--- Extracted material ---

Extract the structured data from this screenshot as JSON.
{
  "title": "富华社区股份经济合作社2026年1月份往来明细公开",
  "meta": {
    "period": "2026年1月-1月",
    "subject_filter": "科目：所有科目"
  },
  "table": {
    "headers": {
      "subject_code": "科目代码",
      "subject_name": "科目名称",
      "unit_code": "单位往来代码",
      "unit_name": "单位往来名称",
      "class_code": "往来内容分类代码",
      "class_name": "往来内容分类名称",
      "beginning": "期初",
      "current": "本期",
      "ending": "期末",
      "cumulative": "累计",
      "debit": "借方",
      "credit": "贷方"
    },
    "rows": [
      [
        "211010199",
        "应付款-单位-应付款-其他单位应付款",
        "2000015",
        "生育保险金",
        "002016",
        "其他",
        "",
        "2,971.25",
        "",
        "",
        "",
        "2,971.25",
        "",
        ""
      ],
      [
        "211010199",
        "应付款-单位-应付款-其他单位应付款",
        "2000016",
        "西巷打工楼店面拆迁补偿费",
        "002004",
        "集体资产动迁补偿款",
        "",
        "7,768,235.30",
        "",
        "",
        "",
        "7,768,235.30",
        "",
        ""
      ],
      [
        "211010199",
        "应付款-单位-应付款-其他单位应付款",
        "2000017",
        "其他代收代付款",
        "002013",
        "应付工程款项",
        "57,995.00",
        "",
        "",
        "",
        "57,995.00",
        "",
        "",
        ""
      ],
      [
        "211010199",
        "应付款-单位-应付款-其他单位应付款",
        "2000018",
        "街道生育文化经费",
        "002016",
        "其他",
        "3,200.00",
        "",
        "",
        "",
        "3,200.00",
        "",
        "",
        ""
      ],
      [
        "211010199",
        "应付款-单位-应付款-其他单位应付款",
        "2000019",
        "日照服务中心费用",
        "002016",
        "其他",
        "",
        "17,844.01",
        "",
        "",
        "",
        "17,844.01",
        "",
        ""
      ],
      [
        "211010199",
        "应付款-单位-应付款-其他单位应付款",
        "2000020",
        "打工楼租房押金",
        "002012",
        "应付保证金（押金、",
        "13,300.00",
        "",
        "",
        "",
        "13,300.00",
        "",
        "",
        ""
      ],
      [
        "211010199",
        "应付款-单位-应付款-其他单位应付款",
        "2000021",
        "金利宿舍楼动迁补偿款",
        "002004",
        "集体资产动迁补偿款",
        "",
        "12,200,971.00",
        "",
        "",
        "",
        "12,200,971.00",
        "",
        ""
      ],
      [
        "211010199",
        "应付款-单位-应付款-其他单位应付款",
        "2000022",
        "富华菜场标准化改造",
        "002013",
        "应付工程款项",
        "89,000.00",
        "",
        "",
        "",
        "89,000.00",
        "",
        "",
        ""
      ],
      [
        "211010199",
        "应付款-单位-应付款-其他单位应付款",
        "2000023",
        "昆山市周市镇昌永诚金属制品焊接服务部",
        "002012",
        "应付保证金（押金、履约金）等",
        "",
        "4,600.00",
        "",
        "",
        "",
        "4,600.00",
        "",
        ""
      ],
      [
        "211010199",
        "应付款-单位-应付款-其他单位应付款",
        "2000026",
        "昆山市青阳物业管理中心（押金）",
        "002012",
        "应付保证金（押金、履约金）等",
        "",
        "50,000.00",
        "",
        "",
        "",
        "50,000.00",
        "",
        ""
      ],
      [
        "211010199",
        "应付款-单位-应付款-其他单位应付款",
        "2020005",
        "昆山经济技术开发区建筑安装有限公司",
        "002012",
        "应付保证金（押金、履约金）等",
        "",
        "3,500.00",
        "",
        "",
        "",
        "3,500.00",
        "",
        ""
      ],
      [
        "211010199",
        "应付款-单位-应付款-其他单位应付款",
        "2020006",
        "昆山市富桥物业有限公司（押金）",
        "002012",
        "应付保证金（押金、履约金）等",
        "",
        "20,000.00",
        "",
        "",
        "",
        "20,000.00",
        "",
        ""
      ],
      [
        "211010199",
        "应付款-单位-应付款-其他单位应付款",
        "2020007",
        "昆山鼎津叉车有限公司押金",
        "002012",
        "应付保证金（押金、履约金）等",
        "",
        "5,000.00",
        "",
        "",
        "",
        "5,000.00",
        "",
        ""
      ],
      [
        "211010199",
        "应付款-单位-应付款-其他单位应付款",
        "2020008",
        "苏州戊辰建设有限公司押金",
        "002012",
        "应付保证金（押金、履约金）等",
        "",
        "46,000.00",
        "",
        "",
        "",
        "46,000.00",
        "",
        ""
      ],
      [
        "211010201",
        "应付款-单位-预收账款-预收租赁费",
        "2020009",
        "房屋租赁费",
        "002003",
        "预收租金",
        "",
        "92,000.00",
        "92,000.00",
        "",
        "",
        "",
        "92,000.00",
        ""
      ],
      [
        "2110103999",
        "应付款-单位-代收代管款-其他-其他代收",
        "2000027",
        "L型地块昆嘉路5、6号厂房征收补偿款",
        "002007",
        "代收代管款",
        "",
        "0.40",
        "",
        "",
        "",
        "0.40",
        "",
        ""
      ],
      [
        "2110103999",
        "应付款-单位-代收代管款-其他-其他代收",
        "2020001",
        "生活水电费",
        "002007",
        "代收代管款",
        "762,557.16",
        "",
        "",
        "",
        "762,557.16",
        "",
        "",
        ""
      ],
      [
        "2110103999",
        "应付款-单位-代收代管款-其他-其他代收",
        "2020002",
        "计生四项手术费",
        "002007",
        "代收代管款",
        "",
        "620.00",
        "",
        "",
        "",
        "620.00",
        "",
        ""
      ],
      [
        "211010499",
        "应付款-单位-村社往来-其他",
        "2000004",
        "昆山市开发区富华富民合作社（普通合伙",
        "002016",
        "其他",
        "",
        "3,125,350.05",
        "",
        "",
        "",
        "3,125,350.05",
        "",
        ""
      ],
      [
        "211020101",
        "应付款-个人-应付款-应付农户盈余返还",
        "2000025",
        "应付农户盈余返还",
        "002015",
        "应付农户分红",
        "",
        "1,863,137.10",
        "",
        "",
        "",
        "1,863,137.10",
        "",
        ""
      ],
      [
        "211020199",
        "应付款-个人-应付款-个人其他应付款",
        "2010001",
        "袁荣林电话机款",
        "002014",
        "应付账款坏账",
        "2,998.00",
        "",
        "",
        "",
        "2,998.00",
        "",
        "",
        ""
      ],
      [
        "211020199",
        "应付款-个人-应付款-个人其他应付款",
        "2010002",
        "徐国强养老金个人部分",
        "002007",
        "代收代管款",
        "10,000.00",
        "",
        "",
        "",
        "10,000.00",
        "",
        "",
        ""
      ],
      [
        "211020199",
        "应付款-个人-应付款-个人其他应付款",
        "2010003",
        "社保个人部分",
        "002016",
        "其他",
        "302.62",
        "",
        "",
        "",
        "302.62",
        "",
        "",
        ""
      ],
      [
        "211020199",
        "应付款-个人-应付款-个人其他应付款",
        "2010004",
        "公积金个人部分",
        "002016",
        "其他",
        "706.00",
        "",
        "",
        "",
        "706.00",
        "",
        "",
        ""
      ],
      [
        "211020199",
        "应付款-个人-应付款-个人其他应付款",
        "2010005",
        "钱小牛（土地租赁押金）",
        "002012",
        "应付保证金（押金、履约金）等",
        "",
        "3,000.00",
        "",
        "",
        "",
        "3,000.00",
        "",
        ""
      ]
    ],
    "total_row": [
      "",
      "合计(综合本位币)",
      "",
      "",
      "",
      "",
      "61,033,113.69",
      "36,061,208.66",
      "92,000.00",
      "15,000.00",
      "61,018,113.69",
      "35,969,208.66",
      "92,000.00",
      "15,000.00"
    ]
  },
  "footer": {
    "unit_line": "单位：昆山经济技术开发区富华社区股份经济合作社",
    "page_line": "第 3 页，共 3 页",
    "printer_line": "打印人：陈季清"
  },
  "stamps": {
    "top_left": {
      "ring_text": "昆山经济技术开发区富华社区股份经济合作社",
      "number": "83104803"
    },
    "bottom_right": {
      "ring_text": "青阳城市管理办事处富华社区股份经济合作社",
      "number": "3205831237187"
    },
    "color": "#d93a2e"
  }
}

---

Aim =>
Look through the entries and find each line that has the string "昆山经济技术开发区富华社区股份经济合作社". Copy those lines.

Worked answer =>
    "unit_line": "单位：昆山经济技术开发区富华社区股份经济合作社",
      "ring_text": "昆山经济技术开发区富华社区股份经济合作社",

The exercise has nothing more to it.